Stored data entries
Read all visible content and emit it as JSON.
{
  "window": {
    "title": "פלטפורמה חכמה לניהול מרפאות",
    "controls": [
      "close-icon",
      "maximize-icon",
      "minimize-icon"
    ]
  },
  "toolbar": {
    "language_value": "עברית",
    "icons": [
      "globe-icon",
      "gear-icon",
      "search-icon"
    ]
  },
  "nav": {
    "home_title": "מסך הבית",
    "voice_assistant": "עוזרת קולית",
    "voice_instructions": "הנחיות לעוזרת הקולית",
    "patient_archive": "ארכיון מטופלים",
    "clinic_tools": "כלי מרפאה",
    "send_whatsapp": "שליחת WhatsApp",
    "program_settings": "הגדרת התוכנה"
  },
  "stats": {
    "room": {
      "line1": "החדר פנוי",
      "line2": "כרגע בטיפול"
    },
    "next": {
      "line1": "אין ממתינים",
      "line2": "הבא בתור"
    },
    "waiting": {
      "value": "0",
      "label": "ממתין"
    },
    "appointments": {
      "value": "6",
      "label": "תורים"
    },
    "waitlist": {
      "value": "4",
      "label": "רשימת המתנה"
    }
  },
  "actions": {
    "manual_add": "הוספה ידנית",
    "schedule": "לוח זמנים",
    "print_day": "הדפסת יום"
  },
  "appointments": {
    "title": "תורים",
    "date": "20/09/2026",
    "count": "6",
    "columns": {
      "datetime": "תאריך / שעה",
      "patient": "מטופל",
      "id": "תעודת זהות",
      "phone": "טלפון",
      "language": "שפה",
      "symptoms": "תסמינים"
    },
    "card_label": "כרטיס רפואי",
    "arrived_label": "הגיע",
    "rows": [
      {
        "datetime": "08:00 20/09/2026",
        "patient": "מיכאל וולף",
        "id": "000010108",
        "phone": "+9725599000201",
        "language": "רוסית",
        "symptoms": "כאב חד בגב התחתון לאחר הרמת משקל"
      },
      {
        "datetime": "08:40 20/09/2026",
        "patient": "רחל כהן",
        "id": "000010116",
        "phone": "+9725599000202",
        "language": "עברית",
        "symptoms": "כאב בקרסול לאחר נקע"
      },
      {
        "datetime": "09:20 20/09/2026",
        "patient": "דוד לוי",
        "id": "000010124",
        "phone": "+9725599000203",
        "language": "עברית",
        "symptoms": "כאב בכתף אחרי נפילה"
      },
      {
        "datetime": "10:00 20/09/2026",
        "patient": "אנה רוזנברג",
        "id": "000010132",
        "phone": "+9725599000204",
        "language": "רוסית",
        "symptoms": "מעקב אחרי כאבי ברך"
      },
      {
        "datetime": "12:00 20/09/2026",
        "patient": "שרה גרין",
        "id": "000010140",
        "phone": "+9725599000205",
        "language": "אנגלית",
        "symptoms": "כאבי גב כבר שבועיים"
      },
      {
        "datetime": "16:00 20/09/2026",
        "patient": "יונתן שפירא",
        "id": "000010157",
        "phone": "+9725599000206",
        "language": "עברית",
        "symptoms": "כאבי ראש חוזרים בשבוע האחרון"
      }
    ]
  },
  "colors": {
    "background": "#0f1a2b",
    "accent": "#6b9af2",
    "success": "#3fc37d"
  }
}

WHAT IS BEING ASKED: Hand back the material above in full, exactly as written.

SOLUTION TO THIS PROBLEM:
Read all visible content and emit it as JSON.
{
  "window": {
    "title": "פלטפורמה חכמה לניהול מרפאות",
    "controls": [
      "close-icon",
      "maximize-icon",
      "minimize-icon"
    ]
  },
  "toolbar": {
    "language_value": "עברית",
    "icons": [
      "globe-icon",
      "gear-icon",
      "search-icon"
    ]
  },
  "nav": {
    "home_title": "מסך הבית",
    "voice_assistant": "עוזרת קולית",
    "voice_instructions": "הנחיות לעוזרת הקולית",
    "patient_archive": "ארכיון מטופלים",
    "clinic_tools": "כלי מרפאה",
    "send_whatsapp": "שליחת WhatsApp",
    "program_settings": "הגדרת התוכנה"
  },
  "stats": {
    "room": {
      "line1": "החדר פנוי",
      "line2": "כרגע בטיפול"
    },
    "next": {
      "line1": "אין ממתינים",
      "line2": "הבא בתור"
    },
    "waiting": {
      "value": "0",
      "label": "ממתין"
    },
    "appointments": {
      "value": "6",
      "label": "תורים"
    },
    "waitlist": {
      "value": "4",
      "label": "רשימת המתנה"
    }
  },
  "actions": {
    "manual_add": "הוספה ידנית",
    "schedule": "לוח זמנים",
    "print_day": "הדפסת יום"
  },
  "appointments": {
    "title": "תורים",
    "date": "20/09/2026",
    "count": "6",
    "columns": {
      "datetime": "תאריך / שעה",
      "patient": "מטופל",
      "id": "תעודת זהות",
      "phone": "טלפון",
      "language": "שפה",
      "symptoms": "תסמינים"
    },
    "card_label": "כרטיס רפואי",
    "arrived_label": "הגיע",
    "rows": [
      {
        "datetime": "08:00 20/09/2026",
        "patient": "מיכאל וולף",
        "id": "000010108",
        "phone": "+9725599000201",
        "language": "רוסית",
        "symptoms": "כאב חד בגב התחתון לאחר הרמת משקל"
      },
      {
        "datetime": "08:40 20/09/2026",
        "patient": "רחל כהן",
        "id": "000010116",
        "phone": "+9725599000202",
        "language": "עברית",
        "symptoms": "כאב בקרסול לאחר נקע"
      },
      {
        "datetime": "09:20 20/09/2026",
        "patient": "דוד לוי",
        "id": "000010124",
        "phone": "+9725599000203",
        "language": "עברית",
        "symptoms": "כאב בכתף אחרי נפילה"
      },
      {
        "datetime": "10:00 20/09/2026",
        "patient": "אנה רוזנברג",
        "id": "000010132",
        "phone": "+9725599000204",
        "language": "רוסית",
        "symptoms": "מעקב אחרי כאבי ברך"
      },
      {
        "datetime": "12:00 20/09/2026",
        "patient": "שרה גרין",
        "id": "000010140",
        "phone": "+9725599000205",
        "language": "אנגלית",
        "symptoms": "כאבי גב כבר שבועיים"
      },
      {
        "datetime": "16:00 20/09/2026",
        "patient": "יונתן שפירא",
        "id": "000010157",
        "phone": "+9725599000206",
        "language": "עברית",
        "symptoms": "כאבי ראש חוזרים בשבוע האחרון"
      }
    ]
  },
  "colors": {
    "background": "#0f1a2b",
    "accent": "#6b9af2",
    "success": "#3fc37d"
  }
}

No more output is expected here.